Restate every entry word for word.

-- Begin --

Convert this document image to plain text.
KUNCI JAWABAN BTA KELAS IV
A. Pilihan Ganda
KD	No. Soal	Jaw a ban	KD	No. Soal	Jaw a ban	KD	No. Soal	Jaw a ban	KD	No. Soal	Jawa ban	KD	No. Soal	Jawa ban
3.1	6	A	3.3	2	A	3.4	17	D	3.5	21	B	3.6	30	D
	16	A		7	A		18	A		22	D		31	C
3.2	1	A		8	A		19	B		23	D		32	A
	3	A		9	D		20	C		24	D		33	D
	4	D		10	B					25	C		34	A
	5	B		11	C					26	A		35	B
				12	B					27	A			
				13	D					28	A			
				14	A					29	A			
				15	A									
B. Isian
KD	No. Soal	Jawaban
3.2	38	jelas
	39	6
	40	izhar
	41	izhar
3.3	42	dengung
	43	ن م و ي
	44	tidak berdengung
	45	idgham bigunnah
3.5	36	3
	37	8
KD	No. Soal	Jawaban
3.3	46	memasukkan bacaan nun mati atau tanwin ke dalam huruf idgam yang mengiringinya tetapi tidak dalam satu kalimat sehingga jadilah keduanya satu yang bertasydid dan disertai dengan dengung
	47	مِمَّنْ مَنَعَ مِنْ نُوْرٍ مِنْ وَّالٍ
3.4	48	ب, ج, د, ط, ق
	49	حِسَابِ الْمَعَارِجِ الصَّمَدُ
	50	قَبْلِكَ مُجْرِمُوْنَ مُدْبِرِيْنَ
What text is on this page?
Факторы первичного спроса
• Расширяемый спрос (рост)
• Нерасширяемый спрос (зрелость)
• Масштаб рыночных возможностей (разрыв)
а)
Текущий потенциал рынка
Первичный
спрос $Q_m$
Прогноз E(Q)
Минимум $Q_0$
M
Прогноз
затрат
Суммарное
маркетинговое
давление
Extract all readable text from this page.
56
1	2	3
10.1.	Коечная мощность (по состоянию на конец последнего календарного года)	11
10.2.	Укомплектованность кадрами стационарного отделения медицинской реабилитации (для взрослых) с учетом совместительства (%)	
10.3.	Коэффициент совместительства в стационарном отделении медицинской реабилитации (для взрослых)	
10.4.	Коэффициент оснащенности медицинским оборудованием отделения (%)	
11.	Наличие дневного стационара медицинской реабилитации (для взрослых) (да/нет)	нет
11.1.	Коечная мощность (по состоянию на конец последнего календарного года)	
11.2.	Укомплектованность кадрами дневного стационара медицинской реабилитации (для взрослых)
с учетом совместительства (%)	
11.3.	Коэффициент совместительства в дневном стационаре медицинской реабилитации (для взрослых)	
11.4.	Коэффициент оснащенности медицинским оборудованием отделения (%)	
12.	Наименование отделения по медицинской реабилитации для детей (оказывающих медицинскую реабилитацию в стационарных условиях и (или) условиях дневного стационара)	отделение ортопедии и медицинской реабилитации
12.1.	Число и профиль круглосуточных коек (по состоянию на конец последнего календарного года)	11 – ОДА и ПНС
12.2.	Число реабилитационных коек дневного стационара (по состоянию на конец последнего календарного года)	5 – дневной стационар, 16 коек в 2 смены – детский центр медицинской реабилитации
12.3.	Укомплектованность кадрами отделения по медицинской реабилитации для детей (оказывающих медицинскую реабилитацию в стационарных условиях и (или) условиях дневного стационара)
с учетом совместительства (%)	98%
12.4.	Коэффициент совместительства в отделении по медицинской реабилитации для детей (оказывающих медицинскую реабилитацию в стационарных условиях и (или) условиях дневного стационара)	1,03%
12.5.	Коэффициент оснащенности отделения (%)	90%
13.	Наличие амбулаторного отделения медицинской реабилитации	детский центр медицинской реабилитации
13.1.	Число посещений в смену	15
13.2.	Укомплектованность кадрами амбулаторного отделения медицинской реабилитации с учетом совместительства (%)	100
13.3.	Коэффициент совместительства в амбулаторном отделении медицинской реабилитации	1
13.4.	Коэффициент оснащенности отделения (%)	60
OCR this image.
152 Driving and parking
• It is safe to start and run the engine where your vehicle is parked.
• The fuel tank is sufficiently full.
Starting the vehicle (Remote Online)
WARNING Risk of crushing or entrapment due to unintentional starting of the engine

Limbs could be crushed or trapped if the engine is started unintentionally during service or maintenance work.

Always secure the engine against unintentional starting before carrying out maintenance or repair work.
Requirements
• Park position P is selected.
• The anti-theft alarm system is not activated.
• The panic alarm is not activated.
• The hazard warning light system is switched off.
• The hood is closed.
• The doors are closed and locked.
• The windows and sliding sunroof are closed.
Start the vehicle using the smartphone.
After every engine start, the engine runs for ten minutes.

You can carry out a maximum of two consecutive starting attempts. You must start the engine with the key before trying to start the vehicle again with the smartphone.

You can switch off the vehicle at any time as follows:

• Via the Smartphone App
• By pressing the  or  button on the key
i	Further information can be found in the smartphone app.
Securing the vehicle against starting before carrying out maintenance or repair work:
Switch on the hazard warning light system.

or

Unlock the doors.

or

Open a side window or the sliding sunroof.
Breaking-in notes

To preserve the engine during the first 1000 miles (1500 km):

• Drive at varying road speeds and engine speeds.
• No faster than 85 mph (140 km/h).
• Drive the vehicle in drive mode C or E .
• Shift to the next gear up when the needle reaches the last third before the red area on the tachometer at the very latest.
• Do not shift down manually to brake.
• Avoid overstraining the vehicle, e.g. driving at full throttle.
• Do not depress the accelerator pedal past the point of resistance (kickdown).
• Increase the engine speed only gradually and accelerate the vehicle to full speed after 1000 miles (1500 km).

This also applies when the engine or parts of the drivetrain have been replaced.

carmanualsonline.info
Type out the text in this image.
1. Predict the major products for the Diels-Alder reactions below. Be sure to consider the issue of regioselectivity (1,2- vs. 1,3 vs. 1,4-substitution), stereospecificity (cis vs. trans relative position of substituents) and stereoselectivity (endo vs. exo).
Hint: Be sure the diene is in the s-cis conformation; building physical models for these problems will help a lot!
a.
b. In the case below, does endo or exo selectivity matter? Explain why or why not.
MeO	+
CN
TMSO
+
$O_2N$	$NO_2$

-- End --

◆ Reply ◆
Convert this document image to plain text.
KUNCI JAWABAN BTA KELAS IV
A. Pilihan Ganda
KD	No. Soal	Jaw a ban	KD	No. Soal	Jaw a ban	KD	No. Soal	Jaw a ban	KD	No. Soal	Jawa ban	KD	No. Soal	Jawa ban
3.1	6	A	3.3	2	A	3.4	17	D	3.5	21	B	3.6	30	D
	16	A		7	A		18	A		22	D		31	C
3.2	1	A		8	A		19	B		23	D		32	A
	3	A		9	D		20	C		24	D		33	D
	4	D		10	B					25	C		34	A
	5	B		11	C					26	A		35	B
				12	B					27	A			
				13	D					28	A			
				14	A					29	A			
				15	A									
B. Isian
KD	No. Soal	Jawaban
3.2	38	jelas
	39	6
	40	izhar
	41	izhar
3.3	42	dengung
	43	ن م و ي
	44	tidak berdengung
	45	idgham bigunnah
3.5	36	3
	37	8
KD	No. Soal	Jawaban
3.3	46	memasukkan bacaan nun mati atau tanwin ke dalam huruf idgam yang mengiringinya tetapi tidak dalam satu kalimat sehingga jadilah keduanya satu yang bertasydid dan disertai dengan dengung
	47	مِمَّنْ مَنَعَ مِنْ نُوْرٍ مِنْ وَّالٍ
3.4	48	ب, ج, د, ط, ق
	49	حِسَابِ الْمَعَارِجِ الصَّمَدُ
	50	قَبْلِكَ مُجْرِمُوْنَ مُدْبِرِيْنَ
What text is on this page?
Факторы первичного спроса
• Расширяемый спрос (рост)
• Нерасширяемый спрос (зрелость)
• Масштаб рыночных возможностей (разрыв)
а)
Текущий потенциал рынка
Первичный
спрос $Q_m$
Прогноз E(Q)
Минимум $Q_0$
M
Прогноз
затрат
Суммарное
маркетинговое
давление
Extract all readable text from this page.
56
1	2	3
10.1.	Коечная мощность (по состоянию на конец последнего календарного года)	11
10.2.	Укомплектованность кадрами стационарного отделения медицинской реабилитации (для взрослых) с учетом совместительства (%)	
10.3.	Коэффициент совместительства в стационарном отделении медицинской реабилитации (для взрослых)	
10.4.	Коэффициент оснащенности медицинским оборудованием отделения (%)	
11.	Наличие дневного стационара медицинской реабилитации (для взрослых) (да/нет)	нет
11.1.	Коечная мощность (по состоянию на конец последнего календарного года)	
11.2.	Укомплектованность кадрами дневного стационара медицинской реабилитации (для взрослых)
с учетом совместительства (%)	
11.3.	Коэффициент совместительства в дневном стационаре медицинской реабилитации (для взрослых)	
11.4.	Коэффициент оснащенности медицинским оборудованием отделения (%)	
12.	Наименование отделения по медицинской реабилитации для детей (оказывающих медицинскую реабилитацию в стационарных условиях и (или) условиях дневного стационара)	отделение ортопедии и медицинской реабилитации
12.1.	Число и профиль круглосуточных коек (по состоянию на конец последнего календарного года)	11 – ОДА и ПНС
12.2.	Число реабилитационных коек дневного стационара (по состоянию на конец последнего календарного года)	5 – дневной стационар, 16 коек в 2 смены – детский центр медицинской реабилитации
12.3.	Укомплектованность кадрами отделения по медицинской реабилитации для детей (оказывающих медицинскую реабилитацию в стационарных условиях и (или) условиях дневного стационара)
с учетом совместительства (%)	98%
12.4.	Коэффициент совместительства в отделении по медицинской реабилитации для детей (оказывающих медицинскую реабилитацию в стационарных условиях и (или) условиях дневного стационара)	1,03%
12.5.	Коэффициент оснащенности отделения (%)	90%
13.	Наличие амбулаторного отделения медицинской реабилитации	детский центр медицинской реабилитации
13.1.	Число посещений в смену	15
13.2.	Укомплектованность кадрами амбулаторного отделения медицинской реабилитации с учетом совместительства (%)	100
13.3.	Коэффициент совместительства в амбулаторном отделении медицинской реабилитации	1
13.4.	Коэффициент оснащенности отделения (%)	60
OCR this image.
152 Driving and parking
• It is safe to start and run the engine where your vehicle is parked.
• The fuel tank is sufficiently full.
Starting the vehicle (Remote Online)
WARNING Risk of crushing or entrapment due to unintentional starting of the engine

Limbs could be crushed or trapped if the engine is started unintentionally during service or maintenance work.

Always secure the engine against unintentional starting before carrying out maintenance or repair work.
Requirements
• Park position P is selected.
• The anti-theft alarm system is not activated.
• The panic alarm is not activated.
• The hazard warning light system is switched off.
• The hood is closed.
• The doors are closed and locked.
• The windows and sliding sunroof are closed.
Start the vehicle using the smartphone.
After every engine start, the engine runs for ten minutes.

You can carry out a maximum of two consecutive starting attempts. You must start the engine with the key before trying to start the vehicle again with the smartphone.

You can switch off the vehicle at any time as follows:

• Via the Smartphone App
• By pressing the  or  button on the key
i	Further information can be found in the smartphone app.
Securing the vehicle against starting before carrying out maintenance or repair work:
Switch on the hazard warning light system.

or

Unlock the doors.

or

Open a side window or the sliding sunroof.
Breaking-in notes

To preserve the engine during the first 1000 miles (1500 km):

• Drive at varying road speeds and engine speeds.
• No faster than 85 mph (140 km/h).
• Drive the vehicle in drive mode C or E .
• Shift to the next gear up when the needle reaches the last third before the red area on the tachometer at the very latest.
• Do not shift down manually to brake.
• Avoid overstraining the vehicle, e.g. driving at full throttle.
• Do not depress the accelerator pedal past the point of resistance (kickdown).
• Increase the engine speed only gradually and accelerate the vehicle to full speed after 1000 miles (1500 km).

This also applies when the engine or parts of the drivetrain have been replaced.

carmanualsonline.info
Type out the text in this image.
1. Predict the major products for the Diels-Alder reactions below. Be sure to consider the issue of regioselectivity (1,2- vs. 1,3 vs. 1,4-substitution), stereospecificity (cis vs. trans relative position of substituents) and stereoselectivity (endo vs. exo).
Hint: Be sure the diene is in the s-cis conformation; building physical models for these problems will help a lot!
a.
b. In the case below, does endo or exo selectivity matter? Explain why or why not.
MeO	+
CN
TMSO
+
$O_2N$	$NO_2$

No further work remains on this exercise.